==== Data excerpts

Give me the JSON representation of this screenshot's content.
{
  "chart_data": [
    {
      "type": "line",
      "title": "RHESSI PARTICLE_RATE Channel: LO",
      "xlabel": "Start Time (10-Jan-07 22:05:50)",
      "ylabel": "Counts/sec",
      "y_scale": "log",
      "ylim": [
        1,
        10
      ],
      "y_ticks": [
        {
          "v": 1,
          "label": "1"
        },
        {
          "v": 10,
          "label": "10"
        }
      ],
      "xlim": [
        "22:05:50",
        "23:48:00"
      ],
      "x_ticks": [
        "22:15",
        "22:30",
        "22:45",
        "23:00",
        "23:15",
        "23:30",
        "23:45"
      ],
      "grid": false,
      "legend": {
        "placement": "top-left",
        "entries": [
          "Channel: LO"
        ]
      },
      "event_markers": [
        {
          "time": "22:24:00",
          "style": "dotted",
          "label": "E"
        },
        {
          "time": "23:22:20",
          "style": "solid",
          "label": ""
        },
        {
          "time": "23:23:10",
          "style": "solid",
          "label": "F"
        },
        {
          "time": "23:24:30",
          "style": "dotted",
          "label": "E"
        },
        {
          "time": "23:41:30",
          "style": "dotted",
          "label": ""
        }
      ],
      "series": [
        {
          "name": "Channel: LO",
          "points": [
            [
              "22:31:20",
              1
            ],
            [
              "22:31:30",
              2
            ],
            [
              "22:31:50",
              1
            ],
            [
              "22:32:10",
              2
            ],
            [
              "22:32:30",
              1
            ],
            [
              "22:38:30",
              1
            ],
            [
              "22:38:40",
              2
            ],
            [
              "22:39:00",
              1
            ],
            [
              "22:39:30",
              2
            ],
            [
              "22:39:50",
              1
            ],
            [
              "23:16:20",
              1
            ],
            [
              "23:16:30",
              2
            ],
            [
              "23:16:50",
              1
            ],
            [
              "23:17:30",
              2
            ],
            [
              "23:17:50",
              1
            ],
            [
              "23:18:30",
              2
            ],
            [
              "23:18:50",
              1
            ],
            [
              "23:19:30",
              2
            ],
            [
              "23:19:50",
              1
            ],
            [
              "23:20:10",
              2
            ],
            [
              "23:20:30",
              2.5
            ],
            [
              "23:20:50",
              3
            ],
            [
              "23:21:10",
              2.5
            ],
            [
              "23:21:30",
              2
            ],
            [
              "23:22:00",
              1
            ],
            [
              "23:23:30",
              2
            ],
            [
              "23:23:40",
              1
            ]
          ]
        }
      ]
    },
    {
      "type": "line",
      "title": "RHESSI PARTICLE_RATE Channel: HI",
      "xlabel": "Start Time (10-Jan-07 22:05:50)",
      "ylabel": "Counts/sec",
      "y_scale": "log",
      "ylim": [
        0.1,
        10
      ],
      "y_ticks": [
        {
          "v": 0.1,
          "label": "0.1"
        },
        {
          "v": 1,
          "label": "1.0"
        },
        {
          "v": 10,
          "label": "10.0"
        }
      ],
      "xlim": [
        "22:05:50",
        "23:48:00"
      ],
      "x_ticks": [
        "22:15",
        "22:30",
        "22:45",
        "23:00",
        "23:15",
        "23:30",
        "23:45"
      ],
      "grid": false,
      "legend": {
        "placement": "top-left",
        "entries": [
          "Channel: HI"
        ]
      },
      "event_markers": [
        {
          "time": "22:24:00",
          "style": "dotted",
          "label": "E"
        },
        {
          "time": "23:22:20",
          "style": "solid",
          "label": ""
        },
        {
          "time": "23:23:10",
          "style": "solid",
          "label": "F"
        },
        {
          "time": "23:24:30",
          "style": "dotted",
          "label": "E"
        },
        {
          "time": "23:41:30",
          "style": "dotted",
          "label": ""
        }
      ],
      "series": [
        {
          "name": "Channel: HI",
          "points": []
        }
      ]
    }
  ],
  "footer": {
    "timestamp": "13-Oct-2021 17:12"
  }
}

========

• [Required work]: Your task is to print the whole listing again exactly.

• [Task solution]:
Give me the JSON representation of this screenshot's content.
{
  "chart_data": [
    {
      "type": "line",
      "title": "RHESSI PARTICLE_RATE Channel: LO",
      "xlabel": "Start Time (10-Jan-07 22:05:50)",
      "ylabel": "Counts/sec",
      "y_scale": "log",
      "ylim": [
        1,
        10
      ],
      "y_ticks": [
        {
          "v": 1,
          "label": "1"
        },
        {
          "v": 10,
          "label": "10"
        }
      ],
      "xlim": [
        "22:05:50",
        "23:48:00"
      ],
      "x_ticks": [
        "22:15",
        "22:30",
        "22:45",
        "23:00",
        "23:15",
        "23:30",
        "23:45"
      ],
      "grid": false,
      "legend": {
        "placement": "top-left",
        "entries": [
          "Channel: LO"
        ]
      },
      "event_markers": [
        {
          "time": "22:24:00",
          "style": "dotted",
          "label": "E"
        },
        {
          "time": "23:22:20",
          "style": "solid",
          "label": ""
        },
        {
          "time": "23:23:10",
          "style": "solid",
          "label": "F"
        },
        {
          "time": "23:24:30",
          "style": "dotted",
          "label": "E"
        },
        {
          "time": "23:41:30",
          "style": "dotted",
          "label": ""
        }
      ],
      "series": [
        {
          "name": "Channel: LO",
          "points": [
            [
              "22:31:20",
              1
            ],
            [
              "22:31:30",
              2
            ],
            [
              "22:31:50",
              1
            ],
            [
              "22:32:10",
              2
            ],
            [
              "22:32:30",
              1
            ],
            [
              "22:38:30",
              1
            ],
            [
              "22:38:40",
              2
            ],
            [
              "22:39:00",
              1
            ],
            [
              "22:39:30",
              2
            ],
            [
              "22:39:50",
              1
            ],
            [
              "23:16:20",
              1
            ],
            [
              "23:16:30",
              2
            ],
            [
              "23:16:50",
              1
            ],
            [
              "23:17:30",
              2
            ],
            [
              "23:17:50",
              1
            ],
            [
              "23:18:30",
              2
            ],
            [
              "23:18:50",
              1
            ],
            [
              "23:19:30",
              2
            ],
            [
              "23:19:50",
              1
            ],
            [
              "23:20:10",
              2
            ],
            [
              "23:20:30",
              2.5
            ],
            [
              "23:20:50",
              3
            ],
            [
              "23:21:10",
              2.5
            ],
            [
              "23:21:30",
              2
            ],
            [
              "23:22:00",
              1
            ],
            [
              "23:23:30",
              2
            ],
            [
              "23:23:40",
              1
            ]
          ]
        }
      ]
    },
    {
      "type": "line",
      "title": "RHESSI PARTICLE_RATE Channel: HI",
      "xlabel": "Start Time (10-Jan-07 22:05:50)",
      "ylabel": "Counts/sec",
      "y_scale": "log",
      "ylim": [
        0.1,
        10
      ],
      "y_ticks": [
        {
          "v": 0.1,
          "label": "0.1"
        },
        {
          "v": 1,
          "label": "1.0"
        },
        {
          "v": 10,
          "label": "10.0"
        }
      ],
      "xlim": [
        "22:05:50",
        "23:48:00"
      ],
      "x_ticks": [
        "22:15",
        "22:30",
        "22:45",
        "23:00",
        "23:15",
        "23:30",
        "23:45"
      ],
      "grid": false,
      "legend": {
        "placement": "top-left",
        "entries": [
          "Channel: HI"
        ]
      },
      "event_markers": [
        {
          "time": "22:24:00",
          "style": "dotted",
          "label": "E"
        },
        {
          "time": "23:22:20",
          "style": "solid",
          "label": ""
        },
        {
          "time": "23:23:10",
          "style": "solid",
          "label": "F"
        },
        {
          "time": "23:24:30",
          "style": "dotted",
          "label": "E"
        },
        {
          "time": "23:41:30",
          "style": "dotted",
          "label": ""
        }
      ],
      "series": [
        {
          "name": "Channel: HI",
          "points": []
        }
      ]
    }
  ],
  "footer": {
    "timestamp": "13-Oct-2021 17:12"
  }
}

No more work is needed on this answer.